* Aim of the task *
Select the lines that hold the word "screenshot" and copy each one.

+++ Provided entries

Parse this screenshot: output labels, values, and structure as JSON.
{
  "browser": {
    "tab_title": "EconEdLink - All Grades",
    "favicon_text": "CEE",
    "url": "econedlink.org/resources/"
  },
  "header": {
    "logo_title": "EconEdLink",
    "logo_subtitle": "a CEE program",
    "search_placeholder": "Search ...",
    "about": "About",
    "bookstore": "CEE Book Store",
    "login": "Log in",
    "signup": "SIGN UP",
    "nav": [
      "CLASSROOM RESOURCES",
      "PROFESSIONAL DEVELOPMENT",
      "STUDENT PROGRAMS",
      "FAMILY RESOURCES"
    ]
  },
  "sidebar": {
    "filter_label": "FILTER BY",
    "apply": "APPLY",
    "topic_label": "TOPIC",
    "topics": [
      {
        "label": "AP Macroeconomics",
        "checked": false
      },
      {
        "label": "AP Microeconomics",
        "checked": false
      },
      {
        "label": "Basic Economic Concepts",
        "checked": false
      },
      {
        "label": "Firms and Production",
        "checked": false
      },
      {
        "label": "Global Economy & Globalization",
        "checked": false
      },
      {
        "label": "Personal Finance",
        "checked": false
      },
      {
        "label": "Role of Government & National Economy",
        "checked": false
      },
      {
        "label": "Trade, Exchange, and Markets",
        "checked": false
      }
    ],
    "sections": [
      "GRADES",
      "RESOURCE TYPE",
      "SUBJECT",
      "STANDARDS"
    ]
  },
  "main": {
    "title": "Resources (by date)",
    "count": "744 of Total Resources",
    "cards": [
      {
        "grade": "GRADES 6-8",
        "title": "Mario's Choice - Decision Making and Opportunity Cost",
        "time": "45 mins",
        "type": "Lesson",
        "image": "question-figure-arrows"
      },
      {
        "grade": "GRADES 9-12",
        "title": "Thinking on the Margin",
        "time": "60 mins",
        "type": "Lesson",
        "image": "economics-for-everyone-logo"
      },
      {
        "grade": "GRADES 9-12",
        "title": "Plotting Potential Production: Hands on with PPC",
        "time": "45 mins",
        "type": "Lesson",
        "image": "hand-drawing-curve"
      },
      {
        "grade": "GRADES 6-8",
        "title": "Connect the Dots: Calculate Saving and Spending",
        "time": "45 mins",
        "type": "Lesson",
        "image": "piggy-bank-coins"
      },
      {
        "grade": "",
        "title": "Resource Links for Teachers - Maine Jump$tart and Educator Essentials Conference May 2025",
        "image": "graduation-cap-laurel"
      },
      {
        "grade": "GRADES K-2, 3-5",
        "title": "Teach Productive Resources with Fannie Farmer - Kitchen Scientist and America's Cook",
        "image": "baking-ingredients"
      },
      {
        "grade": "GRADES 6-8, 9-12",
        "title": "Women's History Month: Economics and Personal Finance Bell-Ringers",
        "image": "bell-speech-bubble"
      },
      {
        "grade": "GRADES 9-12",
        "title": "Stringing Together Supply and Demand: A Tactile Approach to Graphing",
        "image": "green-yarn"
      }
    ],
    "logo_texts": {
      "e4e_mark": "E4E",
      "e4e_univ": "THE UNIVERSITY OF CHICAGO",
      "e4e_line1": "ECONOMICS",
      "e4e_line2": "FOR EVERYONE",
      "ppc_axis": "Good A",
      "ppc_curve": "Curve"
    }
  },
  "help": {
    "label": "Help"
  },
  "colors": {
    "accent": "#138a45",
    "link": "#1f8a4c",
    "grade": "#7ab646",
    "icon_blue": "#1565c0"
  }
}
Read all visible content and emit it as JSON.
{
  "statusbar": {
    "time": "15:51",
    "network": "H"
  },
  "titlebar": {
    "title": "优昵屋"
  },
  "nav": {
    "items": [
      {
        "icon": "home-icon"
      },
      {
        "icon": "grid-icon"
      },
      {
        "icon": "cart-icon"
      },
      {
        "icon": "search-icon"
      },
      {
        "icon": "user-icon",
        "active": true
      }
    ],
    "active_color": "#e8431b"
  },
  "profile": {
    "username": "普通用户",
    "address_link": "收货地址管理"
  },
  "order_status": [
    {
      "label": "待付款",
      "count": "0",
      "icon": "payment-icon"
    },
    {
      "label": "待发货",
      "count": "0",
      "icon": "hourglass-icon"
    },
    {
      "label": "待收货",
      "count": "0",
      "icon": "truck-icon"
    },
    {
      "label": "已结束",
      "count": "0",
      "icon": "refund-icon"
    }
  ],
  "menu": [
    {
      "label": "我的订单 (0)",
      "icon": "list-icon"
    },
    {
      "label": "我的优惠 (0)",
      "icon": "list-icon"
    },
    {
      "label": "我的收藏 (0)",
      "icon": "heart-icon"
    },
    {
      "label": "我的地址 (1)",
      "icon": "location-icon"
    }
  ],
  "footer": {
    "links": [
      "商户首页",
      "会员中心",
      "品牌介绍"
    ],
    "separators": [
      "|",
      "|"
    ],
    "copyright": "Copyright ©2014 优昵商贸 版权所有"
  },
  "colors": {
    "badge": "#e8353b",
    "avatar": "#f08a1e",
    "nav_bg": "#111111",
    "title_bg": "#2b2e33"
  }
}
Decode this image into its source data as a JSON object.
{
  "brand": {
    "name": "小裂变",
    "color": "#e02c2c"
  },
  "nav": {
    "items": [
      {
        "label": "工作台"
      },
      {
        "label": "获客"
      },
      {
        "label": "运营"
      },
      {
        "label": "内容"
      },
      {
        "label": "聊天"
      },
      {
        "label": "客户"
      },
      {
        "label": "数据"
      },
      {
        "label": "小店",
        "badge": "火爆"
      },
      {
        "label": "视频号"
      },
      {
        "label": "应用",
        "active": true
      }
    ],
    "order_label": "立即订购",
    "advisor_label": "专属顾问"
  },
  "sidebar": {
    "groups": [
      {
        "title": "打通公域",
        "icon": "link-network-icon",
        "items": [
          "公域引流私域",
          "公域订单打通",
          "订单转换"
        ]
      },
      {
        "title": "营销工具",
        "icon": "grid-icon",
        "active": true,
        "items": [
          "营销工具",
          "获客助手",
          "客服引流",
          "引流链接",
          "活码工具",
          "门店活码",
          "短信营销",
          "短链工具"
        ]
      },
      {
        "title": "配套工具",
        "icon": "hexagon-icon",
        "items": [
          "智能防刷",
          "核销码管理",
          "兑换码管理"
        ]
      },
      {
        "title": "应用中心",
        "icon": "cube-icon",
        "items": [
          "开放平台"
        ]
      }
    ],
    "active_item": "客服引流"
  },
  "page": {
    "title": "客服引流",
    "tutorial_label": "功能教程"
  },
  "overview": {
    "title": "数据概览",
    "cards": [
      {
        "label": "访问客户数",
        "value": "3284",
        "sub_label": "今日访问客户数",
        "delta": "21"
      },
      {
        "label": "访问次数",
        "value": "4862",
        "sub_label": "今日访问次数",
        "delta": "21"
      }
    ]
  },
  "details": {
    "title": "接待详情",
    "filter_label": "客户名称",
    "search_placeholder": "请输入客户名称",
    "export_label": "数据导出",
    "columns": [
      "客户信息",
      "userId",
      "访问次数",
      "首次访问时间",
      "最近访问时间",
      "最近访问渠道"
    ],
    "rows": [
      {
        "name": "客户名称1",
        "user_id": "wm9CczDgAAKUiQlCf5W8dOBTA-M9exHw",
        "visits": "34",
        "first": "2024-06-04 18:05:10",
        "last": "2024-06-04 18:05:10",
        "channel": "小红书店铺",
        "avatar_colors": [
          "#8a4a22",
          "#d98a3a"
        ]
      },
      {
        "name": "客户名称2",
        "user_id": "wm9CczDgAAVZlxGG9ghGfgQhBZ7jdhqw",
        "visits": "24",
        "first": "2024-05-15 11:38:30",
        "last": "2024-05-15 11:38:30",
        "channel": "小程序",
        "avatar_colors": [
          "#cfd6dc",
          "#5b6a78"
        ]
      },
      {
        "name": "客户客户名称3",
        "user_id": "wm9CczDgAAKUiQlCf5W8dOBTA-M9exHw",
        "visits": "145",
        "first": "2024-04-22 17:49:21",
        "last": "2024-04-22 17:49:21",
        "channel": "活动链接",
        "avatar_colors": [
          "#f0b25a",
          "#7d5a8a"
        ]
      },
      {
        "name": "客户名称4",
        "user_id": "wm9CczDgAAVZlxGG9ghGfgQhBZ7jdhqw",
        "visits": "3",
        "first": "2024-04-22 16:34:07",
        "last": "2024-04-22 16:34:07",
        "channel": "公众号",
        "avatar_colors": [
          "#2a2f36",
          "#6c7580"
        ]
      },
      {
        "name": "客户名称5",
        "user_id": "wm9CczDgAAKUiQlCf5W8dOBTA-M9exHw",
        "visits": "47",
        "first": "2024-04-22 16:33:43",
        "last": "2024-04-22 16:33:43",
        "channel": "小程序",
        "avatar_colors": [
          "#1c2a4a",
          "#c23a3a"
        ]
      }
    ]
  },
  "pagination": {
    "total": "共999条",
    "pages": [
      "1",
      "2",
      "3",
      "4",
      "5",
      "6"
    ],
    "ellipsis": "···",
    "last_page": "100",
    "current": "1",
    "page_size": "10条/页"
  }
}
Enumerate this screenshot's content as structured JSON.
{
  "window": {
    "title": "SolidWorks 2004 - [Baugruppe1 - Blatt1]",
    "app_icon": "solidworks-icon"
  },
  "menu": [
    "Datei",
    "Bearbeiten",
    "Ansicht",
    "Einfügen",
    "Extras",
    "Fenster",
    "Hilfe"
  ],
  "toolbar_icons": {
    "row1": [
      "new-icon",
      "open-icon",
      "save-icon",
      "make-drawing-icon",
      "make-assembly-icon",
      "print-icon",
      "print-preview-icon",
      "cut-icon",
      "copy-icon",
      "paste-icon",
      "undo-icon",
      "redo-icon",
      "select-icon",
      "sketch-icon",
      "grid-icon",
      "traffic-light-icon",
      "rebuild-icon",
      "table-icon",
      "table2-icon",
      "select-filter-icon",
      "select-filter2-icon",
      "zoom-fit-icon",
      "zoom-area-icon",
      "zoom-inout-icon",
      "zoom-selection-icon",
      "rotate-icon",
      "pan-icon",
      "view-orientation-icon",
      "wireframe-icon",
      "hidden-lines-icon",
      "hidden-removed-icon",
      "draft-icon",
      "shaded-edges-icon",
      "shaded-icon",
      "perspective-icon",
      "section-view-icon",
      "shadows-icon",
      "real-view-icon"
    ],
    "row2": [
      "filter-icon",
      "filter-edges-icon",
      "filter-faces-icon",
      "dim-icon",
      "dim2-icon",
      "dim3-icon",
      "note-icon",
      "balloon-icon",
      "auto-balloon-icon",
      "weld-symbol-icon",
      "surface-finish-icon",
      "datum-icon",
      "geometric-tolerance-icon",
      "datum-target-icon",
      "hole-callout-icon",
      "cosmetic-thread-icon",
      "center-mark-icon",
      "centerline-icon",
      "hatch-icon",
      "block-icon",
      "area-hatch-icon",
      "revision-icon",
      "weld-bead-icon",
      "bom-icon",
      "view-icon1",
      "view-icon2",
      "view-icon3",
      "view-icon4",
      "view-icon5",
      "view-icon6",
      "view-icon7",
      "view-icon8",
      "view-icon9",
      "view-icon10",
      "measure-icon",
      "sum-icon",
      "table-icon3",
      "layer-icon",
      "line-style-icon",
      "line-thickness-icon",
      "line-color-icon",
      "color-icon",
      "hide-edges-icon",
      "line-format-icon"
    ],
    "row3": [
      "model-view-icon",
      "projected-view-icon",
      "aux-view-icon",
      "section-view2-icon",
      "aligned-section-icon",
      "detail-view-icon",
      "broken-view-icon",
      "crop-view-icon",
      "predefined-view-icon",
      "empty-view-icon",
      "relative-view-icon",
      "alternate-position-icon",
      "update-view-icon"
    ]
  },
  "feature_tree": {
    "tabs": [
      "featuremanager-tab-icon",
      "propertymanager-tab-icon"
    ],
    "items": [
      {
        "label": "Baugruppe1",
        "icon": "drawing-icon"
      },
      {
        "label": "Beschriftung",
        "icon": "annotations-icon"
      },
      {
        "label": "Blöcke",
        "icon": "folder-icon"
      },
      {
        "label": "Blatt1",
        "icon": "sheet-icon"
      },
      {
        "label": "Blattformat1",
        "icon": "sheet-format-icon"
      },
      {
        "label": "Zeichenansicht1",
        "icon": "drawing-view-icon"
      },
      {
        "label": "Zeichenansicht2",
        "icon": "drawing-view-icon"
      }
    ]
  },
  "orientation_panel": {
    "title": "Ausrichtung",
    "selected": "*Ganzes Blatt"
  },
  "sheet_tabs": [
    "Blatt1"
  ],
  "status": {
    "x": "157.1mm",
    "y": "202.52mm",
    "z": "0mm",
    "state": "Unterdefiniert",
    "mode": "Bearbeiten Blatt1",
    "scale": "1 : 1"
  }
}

++++++

* Answer in full *
Parse this screenshot: output labels, values, and structure as JSON.
Enumerate this screenshot's content as structured JSON.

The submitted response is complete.